━━━ DATA SECTION ━━━
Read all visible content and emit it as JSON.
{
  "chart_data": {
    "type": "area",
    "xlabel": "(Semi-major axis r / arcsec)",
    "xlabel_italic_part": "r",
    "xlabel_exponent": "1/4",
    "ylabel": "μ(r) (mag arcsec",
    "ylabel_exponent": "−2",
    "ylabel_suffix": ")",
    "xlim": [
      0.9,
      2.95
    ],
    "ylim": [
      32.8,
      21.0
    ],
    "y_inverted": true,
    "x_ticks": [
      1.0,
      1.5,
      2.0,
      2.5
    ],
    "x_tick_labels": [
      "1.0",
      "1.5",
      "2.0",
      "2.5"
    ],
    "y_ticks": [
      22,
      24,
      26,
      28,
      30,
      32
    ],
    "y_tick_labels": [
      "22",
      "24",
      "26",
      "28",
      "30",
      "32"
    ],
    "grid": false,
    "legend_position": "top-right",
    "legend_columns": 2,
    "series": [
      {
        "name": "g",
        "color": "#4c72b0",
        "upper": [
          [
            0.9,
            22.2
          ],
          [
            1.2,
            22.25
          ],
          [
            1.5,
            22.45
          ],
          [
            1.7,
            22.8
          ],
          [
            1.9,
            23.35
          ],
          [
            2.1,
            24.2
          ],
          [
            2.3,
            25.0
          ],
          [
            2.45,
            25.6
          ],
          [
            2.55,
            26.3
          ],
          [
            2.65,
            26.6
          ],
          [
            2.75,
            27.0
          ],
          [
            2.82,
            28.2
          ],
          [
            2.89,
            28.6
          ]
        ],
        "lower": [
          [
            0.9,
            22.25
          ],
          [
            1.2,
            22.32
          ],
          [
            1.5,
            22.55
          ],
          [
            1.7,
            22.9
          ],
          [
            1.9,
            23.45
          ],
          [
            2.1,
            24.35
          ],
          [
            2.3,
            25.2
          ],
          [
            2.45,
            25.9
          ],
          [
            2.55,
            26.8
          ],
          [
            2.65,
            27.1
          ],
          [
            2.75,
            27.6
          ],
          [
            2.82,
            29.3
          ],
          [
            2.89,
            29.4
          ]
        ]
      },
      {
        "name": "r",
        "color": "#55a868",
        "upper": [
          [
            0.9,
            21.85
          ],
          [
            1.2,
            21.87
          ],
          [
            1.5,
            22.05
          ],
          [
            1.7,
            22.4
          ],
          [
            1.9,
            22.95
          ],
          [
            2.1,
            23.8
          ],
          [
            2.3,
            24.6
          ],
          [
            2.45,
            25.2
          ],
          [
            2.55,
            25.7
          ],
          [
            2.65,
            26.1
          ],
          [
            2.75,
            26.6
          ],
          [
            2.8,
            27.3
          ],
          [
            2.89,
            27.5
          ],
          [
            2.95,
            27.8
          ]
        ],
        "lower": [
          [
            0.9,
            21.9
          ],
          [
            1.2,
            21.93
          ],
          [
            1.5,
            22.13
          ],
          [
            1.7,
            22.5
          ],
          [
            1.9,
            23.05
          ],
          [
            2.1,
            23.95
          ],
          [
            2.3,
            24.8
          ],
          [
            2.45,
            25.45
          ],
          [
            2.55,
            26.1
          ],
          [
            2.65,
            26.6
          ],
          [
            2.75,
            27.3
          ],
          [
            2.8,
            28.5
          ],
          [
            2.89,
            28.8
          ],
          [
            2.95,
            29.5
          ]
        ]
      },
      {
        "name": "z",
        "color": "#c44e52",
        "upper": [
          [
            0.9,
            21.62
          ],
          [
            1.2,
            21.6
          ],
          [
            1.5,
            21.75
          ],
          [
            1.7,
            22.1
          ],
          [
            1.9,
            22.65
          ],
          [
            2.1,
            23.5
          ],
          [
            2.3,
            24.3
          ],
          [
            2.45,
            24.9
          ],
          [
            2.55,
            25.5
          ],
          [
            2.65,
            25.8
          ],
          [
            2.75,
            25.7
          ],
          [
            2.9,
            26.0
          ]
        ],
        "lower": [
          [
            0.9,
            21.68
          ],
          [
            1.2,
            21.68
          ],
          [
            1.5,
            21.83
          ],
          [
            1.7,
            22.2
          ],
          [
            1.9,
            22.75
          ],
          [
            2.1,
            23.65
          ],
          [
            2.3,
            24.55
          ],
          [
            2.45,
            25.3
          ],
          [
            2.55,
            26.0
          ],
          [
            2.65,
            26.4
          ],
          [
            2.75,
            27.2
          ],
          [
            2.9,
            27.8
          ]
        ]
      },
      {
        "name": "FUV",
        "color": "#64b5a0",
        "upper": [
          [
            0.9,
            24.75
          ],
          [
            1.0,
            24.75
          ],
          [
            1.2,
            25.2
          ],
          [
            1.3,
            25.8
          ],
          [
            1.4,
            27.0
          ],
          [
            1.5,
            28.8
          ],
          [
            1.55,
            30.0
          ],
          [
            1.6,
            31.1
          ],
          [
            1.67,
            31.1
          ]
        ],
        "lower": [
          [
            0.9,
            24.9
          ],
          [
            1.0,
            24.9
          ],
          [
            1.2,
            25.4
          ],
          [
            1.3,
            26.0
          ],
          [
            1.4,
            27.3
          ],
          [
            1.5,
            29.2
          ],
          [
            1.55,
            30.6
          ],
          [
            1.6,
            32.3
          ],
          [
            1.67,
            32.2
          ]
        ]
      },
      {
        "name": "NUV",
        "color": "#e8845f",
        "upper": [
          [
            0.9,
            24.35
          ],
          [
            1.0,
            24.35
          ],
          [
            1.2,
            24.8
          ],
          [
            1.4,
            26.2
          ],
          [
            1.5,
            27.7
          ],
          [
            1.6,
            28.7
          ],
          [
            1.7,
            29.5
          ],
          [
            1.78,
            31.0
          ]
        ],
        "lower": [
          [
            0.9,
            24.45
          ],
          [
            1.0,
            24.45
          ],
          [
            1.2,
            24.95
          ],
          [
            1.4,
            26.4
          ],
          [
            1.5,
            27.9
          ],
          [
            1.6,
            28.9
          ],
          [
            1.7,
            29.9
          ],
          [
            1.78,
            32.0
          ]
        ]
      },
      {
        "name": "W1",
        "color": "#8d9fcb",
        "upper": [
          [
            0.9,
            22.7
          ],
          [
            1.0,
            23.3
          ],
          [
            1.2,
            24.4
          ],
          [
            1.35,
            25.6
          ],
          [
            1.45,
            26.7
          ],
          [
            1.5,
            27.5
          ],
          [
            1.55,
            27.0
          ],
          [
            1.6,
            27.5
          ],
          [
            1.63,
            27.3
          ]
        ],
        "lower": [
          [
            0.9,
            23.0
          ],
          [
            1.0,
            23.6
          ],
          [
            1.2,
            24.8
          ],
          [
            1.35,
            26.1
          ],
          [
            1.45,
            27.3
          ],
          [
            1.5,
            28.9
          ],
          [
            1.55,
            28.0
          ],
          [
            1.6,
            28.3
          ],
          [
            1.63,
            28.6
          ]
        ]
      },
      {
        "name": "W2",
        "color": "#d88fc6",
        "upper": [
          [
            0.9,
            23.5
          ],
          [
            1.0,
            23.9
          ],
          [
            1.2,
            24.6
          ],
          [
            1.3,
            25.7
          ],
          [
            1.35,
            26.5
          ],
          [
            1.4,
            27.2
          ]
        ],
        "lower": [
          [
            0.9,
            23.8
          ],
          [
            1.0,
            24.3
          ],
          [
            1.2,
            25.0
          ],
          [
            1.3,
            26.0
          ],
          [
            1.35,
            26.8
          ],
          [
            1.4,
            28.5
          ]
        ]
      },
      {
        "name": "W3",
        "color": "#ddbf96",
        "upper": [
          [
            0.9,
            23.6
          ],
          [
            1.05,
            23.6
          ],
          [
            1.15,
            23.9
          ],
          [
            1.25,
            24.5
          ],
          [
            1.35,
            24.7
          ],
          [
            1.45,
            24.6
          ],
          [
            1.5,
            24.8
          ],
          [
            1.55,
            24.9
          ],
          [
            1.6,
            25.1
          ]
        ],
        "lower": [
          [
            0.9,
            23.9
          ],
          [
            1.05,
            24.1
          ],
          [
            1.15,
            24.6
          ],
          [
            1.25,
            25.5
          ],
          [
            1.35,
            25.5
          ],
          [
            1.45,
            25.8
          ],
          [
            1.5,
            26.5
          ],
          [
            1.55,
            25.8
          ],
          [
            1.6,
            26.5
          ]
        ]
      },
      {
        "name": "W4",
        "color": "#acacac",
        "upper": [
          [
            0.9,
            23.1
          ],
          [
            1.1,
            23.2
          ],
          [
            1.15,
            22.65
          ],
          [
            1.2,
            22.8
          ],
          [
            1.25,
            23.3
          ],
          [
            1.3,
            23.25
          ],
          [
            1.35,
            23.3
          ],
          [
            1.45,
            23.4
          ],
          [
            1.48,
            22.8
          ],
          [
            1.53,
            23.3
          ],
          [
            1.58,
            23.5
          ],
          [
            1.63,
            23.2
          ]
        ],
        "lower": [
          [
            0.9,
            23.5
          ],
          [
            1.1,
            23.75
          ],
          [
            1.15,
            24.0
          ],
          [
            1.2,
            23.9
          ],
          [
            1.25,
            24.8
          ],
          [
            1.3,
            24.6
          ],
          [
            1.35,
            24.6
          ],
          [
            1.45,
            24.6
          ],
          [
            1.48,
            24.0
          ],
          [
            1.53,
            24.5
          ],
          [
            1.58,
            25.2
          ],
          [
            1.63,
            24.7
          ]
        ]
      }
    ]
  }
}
━━━
Only lines with "arcsec" are wanted here; list each of them.

    "xlabel": "(Semi-major axis r / arcsec)",
    "ylabel": "μ(r) (mag arcsec",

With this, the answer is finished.